Work to do: Everything in the listing except the pictures should be written out exactly.

Supplied material:
— begin —

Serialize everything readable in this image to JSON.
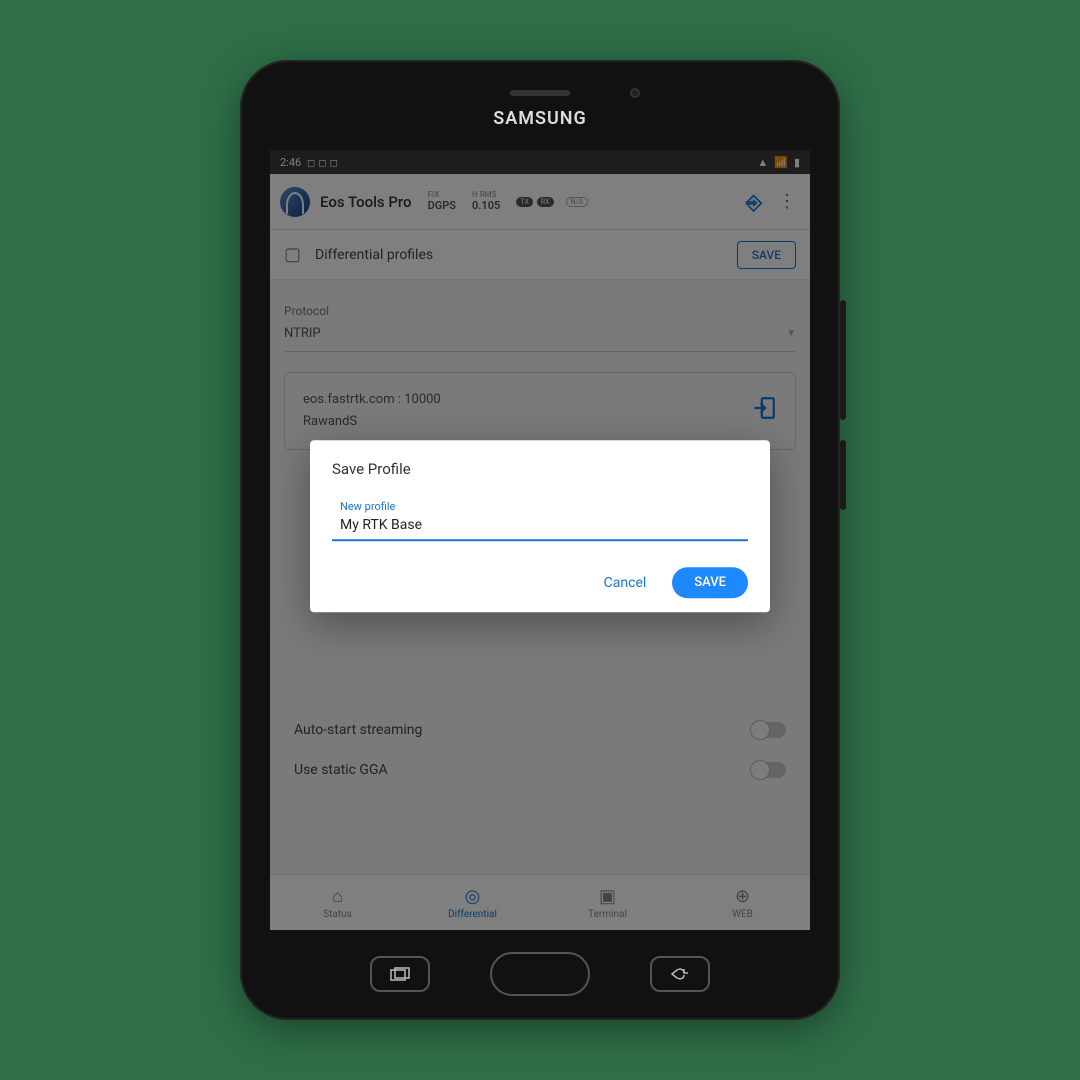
{
  "device": {
    "brand": "SAMSUNG"
  },
  "statusbar": {
    "time": "2:46",
    "left_icons": "⬚ ⬚ 📶",
    "wifi": "📶",
    "signal": "📶",
    "battery": "🔋"
  },
  "header": {
    "app_name": "Eos Tools Pro",
    "fix_label": "FIX",
    "fix_value": "DGPS",
    "hrms_label": "H RMS",
    "hrms_value": "0.105",
    "tx": "TX",
    "rx": "RX",
    "na": "N/A"
  },
  "section": {
    "title": "Differential profiles",
    "save": "SAVE"
  },
  "protocol": {
    "label": "Protocol",
    "value": "NTRIP"
  },
  "server": {
    "host_line": "eos.fastrtk.com : 10000",
    "mount": "RawandS"
  },
  "toggles": {
    "auto_start": "Auto-start streaming",
    "static_gga": "Use static GGA"
  },
  "nav": {
    "status": "Status",
    "differential": "Differential",
    "terminal": "Terminal",
    "web": "WEB"
  },
  "dialog": {
    "title": "Save Profile",
    "field_label": "New profile",
    "field_value": "My RTK Base",
    "cancel": "Cancel",
    "save": "SAVE"
  }
}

— end —

Output below:
Serialize everything readable in this image to JSON.
{
  "device": {
    "brand": "SAMSUNG"
  },
  "statusbar": {
    "time": "2:46",
    "left_icons": "⬚ ⬚ 📶",
    "wifi": "📶",
    "signal": "📶",
    "battery": "🔋"
  },
  "header": {
    "app_name": "Eos Tools Pro",
    "fix_label": "FIX",
    "fix_value": "DGPS",
    "hrms_label": "H RMS",
    "hrms_value": "0.105",
    "tx": "TX",
    "rx": "RX",
    "na": "N/A"
  },
  "section": {
    "title": "Differential profiles",
    "save": "SAVE"
  },
  "protocol": {
    "label": "Protocol",
    "value": "NTRIP"
  },
  "server": {
    "host_line": "eos.fastrtk.com : 10000",
    "mount": "RawandS"
  },
  "toggles": {
    "auto_start": "Auto-start streaming",
    "static_gga": "Use static GGA"
  },
  "nav": {
    "status": "Status",
    "differential": "Differential",
    "terminal": "Terminal",
    "web": "WEB"
  },
  "dialog": {
    "title": "Save Profile",
    "field_label": "New profile",
    "field_value": "My RTK Base",
    "cancel": "Cancel",
    "save": "SAVE"
  }
}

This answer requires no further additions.